Collection entries:
---------------
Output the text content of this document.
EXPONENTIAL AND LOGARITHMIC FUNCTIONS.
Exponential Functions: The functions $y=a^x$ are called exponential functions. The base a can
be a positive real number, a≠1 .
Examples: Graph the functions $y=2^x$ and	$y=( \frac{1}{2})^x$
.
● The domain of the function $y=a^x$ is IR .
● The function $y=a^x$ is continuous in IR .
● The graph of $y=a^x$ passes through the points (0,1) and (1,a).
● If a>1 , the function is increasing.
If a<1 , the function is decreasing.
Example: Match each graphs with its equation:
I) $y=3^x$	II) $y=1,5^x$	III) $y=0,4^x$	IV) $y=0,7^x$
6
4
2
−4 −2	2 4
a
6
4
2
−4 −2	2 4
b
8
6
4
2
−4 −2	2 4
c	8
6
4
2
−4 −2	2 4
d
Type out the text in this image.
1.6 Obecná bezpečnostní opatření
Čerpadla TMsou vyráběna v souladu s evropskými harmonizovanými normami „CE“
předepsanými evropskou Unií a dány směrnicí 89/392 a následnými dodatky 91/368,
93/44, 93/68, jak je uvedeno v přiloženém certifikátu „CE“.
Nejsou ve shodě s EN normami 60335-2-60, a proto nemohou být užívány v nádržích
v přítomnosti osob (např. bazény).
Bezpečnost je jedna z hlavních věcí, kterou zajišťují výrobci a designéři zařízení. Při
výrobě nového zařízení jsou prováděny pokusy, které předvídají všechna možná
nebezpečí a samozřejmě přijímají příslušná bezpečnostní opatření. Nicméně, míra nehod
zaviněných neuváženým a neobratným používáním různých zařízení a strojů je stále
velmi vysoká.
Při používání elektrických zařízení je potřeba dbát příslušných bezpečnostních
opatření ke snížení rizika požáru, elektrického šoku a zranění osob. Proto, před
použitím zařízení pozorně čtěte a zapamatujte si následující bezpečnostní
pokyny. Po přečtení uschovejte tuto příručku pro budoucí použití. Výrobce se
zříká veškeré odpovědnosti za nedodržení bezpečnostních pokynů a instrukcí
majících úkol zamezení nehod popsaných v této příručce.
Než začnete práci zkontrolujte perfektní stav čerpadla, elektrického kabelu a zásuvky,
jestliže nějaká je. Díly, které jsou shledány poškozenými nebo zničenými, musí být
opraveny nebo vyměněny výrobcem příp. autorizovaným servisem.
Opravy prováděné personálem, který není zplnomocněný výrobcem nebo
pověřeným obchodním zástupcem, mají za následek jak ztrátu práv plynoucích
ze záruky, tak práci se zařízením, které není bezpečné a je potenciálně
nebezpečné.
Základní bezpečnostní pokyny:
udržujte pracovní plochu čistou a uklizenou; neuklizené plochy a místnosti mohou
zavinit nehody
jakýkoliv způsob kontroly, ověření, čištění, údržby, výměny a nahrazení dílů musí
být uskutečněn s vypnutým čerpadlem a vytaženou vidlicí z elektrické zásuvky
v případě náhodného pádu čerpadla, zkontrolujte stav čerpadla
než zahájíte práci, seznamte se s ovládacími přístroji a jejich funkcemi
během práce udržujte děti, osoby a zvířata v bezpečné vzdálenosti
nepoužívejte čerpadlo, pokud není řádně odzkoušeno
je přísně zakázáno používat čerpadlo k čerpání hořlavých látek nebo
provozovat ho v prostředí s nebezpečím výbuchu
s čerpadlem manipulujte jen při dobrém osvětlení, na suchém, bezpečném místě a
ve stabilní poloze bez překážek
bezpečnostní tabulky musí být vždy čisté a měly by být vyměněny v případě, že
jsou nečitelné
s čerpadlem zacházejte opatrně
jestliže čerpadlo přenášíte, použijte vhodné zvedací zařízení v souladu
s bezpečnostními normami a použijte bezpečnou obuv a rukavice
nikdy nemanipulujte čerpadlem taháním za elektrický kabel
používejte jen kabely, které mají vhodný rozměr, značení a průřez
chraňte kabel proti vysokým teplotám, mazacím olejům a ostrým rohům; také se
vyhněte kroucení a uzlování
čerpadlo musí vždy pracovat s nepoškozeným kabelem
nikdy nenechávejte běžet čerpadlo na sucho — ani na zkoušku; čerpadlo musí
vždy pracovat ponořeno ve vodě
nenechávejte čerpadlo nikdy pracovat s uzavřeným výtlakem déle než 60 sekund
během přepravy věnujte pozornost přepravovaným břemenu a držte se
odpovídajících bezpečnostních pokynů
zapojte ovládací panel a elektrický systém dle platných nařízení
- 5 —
---------------
**EXERCISE OBJECTIVE**
Reproduce each line of the material containing the word "pracovat".

**WRITTEN SOLUTION**
čerpadlo musí vždy pracovat s nepoškozeným kabelem
vždy pracovat ponořeno ve vodě
nenechávejte čerpadlo nikdy pracovat s uzavřeným výtlakem déle než 60 sekund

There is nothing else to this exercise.